▸ Extracted data entries
━━━━━━

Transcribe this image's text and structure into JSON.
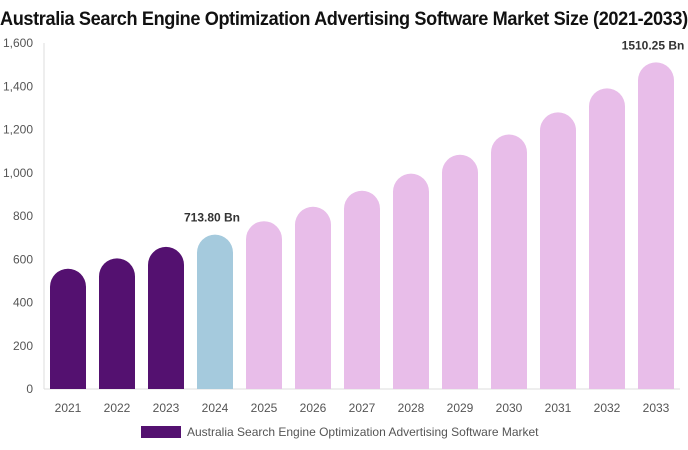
{
  "chart_data": {
    "type": "bar",
    "title": "Australia Search Engine Optimization Advertising Software Market Size (2021-2033)",
    "categories": [
      "2021",
      "2022",
      "2023",
      "2024",
      "2025",
      "2026",
      "2027",
      "2028",
      "2029",
      "2030",
      "2031",
      "2032",
      "2033"
    ],
    "series": [
      {
        "name": "Australia Search Engine Optimization Advertising Software Market",
        "values": [
          556,
          604,
          657,
          713.8,
          776,
          843,
          917,
          996,
          1083,
          1177,
          1279,
          1390,
          1510.25
        ]
      }
    ],
    "data_labels": {
      "3": "713.80 Bn",
      "12": "1510.25 Bn"
    },
    "ylim": [
      0,
      1600
    ],
    "yticks": [
      0,
      200,
      400,
      600,
      800,
      1000,
      1200,
      1400,
      1600
    ],
    "ytick_labels": [
      "0",
      "200",
      "400",
      "600",
      "800",
      "1,000",
      "1,200",
      "1,400",
      "1,600"
    ],
    "grid": false,
    "legend_position": "bottom",
    "colors": {
      "historical": "#541170",
      "current": "#a5cadd",
      "forecast": "#e8bde9"
    }
  }
}
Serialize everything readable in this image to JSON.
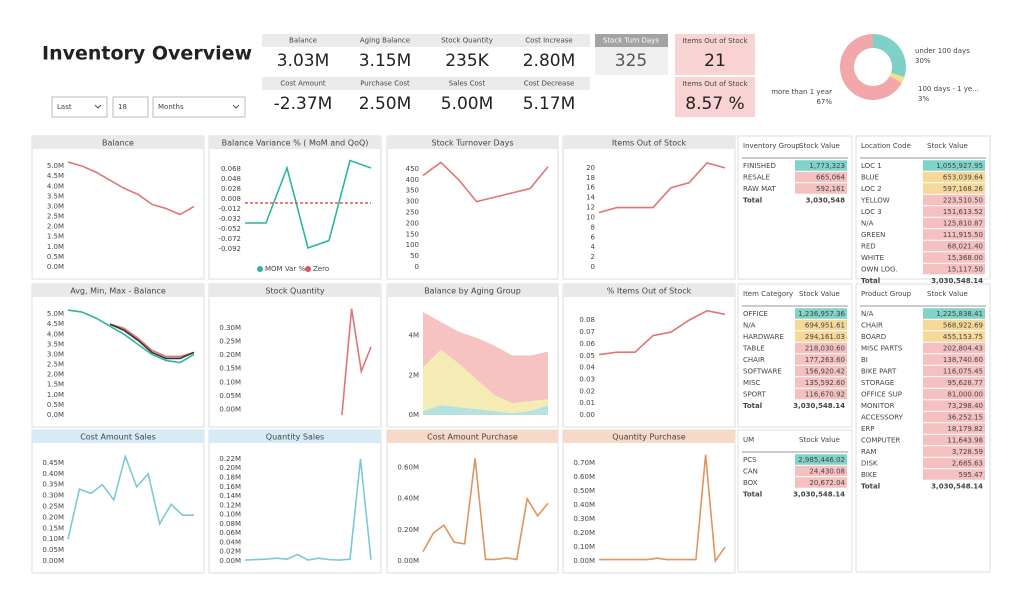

━━━━━━

▸ PROBLEM TO SOLVE
Quote the material exactly. Pictures stay out.

▸ SOLUTION TO THIS EXERCISE
Transcribe this image's text and structure into JSON.
{
  "chart_data": {
    "type": "bar",
    "title": "Australia Search Engine Optimization Advertising Software Market Size (2021-2033)",
    "categories": [
      "2021",
      "2022",
      "2023",
      "2024",
      "2025",
      "2026",
      "2027",
      "2028",
      "2029",
      "2030",
      "2031",
      "2032",
      "2033"
    ],
    "series": [
      {
        "name": "Australia Search Engine Optimization Advertising Software Market",
        "values": [
          556,
          604,
          657,
          713.8,
          776,
          843,
          917,
          996,
          1083,
          1177,
          1279,
          1390,
          1510.25
        ]
      }
    ],
    "data_labels": {
      "3": "713.80 Bn",
      "12": "1510.25 Bn"
    },
    "ylim": [
      0,
      1600
    ],
    "yticks": [
      0,
      200,
      400,
      600,
      800,
      1000,
      1200,
      1400,
      1600
    ],
    "ytick_labels": [
      "0",
      "200",
      "400",
      "600",
      "800",
      "1,000",
      "1,200",
      "1,400",
      "1,600"
    ],
    "grid": false,
    "legend_position": "bottom",
    "colors": {
      "historical": "#541170",
      "current": "#a5cadd",
      "forecast": "#e8bde9"
    }
  }
}
Serialize everything readable in this image to JSON.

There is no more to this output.